-------- Stored data --------

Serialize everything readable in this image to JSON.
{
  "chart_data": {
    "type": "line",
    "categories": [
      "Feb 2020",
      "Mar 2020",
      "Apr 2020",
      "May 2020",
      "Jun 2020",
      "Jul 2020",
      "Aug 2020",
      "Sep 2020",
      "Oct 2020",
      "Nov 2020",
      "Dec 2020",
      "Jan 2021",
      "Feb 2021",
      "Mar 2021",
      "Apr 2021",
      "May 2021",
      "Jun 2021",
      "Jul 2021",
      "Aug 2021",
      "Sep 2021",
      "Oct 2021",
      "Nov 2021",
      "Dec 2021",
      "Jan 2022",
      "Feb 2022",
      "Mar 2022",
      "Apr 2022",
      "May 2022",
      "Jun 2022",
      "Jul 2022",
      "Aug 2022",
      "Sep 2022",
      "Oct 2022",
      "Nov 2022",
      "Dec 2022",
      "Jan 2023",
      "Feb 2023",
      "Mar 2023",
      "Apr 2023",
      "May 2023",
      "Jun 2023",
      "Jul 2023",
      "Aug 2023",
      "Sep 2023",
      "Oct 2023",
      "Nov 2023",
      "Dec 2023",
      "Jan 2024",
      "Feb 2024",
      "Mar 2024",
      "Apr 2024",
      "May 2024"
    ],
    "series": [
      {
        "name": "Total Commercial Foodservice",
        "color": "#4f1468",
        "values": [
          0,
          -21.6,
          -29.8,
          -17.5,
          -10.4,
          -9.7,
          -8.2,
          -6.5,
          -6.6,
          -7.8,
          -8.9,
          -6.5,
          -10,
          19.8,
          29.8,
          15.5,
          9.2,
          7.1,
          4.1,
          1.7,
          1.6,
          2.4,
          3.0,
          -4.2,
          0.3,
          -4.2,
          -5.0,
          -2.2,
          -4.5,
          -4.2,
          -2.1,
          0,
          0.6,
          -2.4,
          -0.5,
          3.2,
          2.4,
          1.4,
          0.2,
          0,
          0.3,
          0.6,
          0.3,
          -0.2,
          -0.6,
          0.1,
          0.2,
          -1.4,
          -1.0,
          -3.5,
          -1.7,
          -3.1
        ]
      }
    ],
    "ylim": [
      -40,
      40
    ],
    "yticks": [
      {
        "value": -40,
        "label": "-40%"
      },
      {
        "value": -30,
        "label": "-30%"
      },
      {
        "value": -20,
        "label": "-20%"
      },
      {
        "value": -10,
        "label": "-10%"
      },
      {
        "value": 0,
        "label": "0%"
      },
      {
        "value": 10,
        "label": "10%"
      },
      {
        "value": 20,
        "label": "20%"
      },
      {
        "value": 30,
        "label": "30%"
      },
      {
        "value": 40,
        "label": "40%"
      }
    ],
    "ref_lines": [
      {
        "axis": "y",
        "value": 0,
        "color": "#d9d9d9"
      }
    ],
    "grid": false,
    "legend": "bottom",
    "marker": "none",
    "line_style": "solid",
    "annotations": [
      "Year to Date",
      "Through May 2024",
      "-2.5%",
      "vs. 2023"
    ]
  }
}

--------

Exactly reproduce every line of the records.

Serialize everything readable in this image to JSON.
{
  "chart_data": {
    "type": "line",
    "categories": [
      "Feb 2020",
      "Mar 2020",
      "Apr 2020",
      "May 2020",
      "Jun 2020",
      "Jul 2020",
      "Aug 2020",
      "Sep 2020",
      "Oct 2020",
      "Nov 2020",
      "Dec 2020",
      "Jan 2021",
      "Feb 2021",
      "Mar 2021",
      "Apr 2021",
      "May 2021",
      "Jun 2021",
      "Jul 2021",
      "Aug 2021",
      "Sep 2021",
      "Oct 2021",
      "Nov 2021",
      "Dec 2021",
      "Jan 2022",
      "Feb 2022",
      "Mar 2022",
      "Apr 2022",
      "May 2022",
      "Jun 2022",
      "Jul 2022",
      "Aug 2022",
      "Sep 2022",
      "Oct 2022",
      "Nov 2022",
      "Dec 2022",
      "Jan 2023",
      "Feb 2023",
      "Mar 2023",
      "Apr 2023",
      "May 2023",
      "Jun 2023",
      "Jul 2023",
      "Aug 2023",
      "Sep 2023",
      "Oct 2023",
      "Nov 2023",
      "Dec 2023",
      "Jan 2024",
      "Feb 2024",
      "Mar 2024",
      "Apr 2024",
      "May 2024"
    ],
    "series": [
      {
        "name": "Total Commercial Foodservice",
        "color": "#4f1468",
        "values": [
          0,
          -21.6,
          -29.8,
          -17.5,
          -10.4,
          -9.7,
          -8.2,
          -6.5,
          -6.6,
          -7.8,
          -8.9,
          -6.5,
          -10,
          19.8,
          29.8,
          15.5,
          9.2,
          7.1,
          4.1,
          1.7,
          1.6,
          2.4,
          3.0,
          -4.2,
          0.3,
          -4.2,
          -5.0,
          -2.2,
          -4.5,
          -4.2,
          -2.1,
          0,
          0.6,
          -2.4,
          -0.5,
          3.2,
          2.4,
          1.4,
          0.2,
          0,
          0.3,
          0.6,
          0.3,
          -0.2,
          -0.6,
          0.1,
          0.2,
          -1.4,
          -1.0,
          -3.5,
          -1.7,
          -3.1
        ]
      }
    ],
    "ylim": [
      -40,
      40
    ],
    "yticks": [
      {
        "value": -40,
        "label": "-40%"
      },
      {
        "value": -30,
        "label": "-30%"
      },
      {
        "value": -20,
        "label": "-20%"
      },
      {
        "value": -10,
        "label": "-10%"
      },
      {
        "value": 0,
        "label": "0%"
      },
      {
        "value": 10,
        "label": "10%"
      },
      {
        "value": 20,
        "label": "20%"
      },
      {
        "value": 30,
        "label": "30%"
      },
      {
        "value": 40,
        "label": "40%"
      }
    ],
    "ref_lines": [
      {
        "axis": "y",
        "value": 0,
        "color": "#d9d9d9"
      }
    ],
    "grid": false,
    "legend": "bottom",
    "marker": "none",
    "line_style": "solid",
    "annotations": [
      "Year to Date",
      "Through May 2024",
      "-2.5%",
      "vs. 2023"
    ]
  }
}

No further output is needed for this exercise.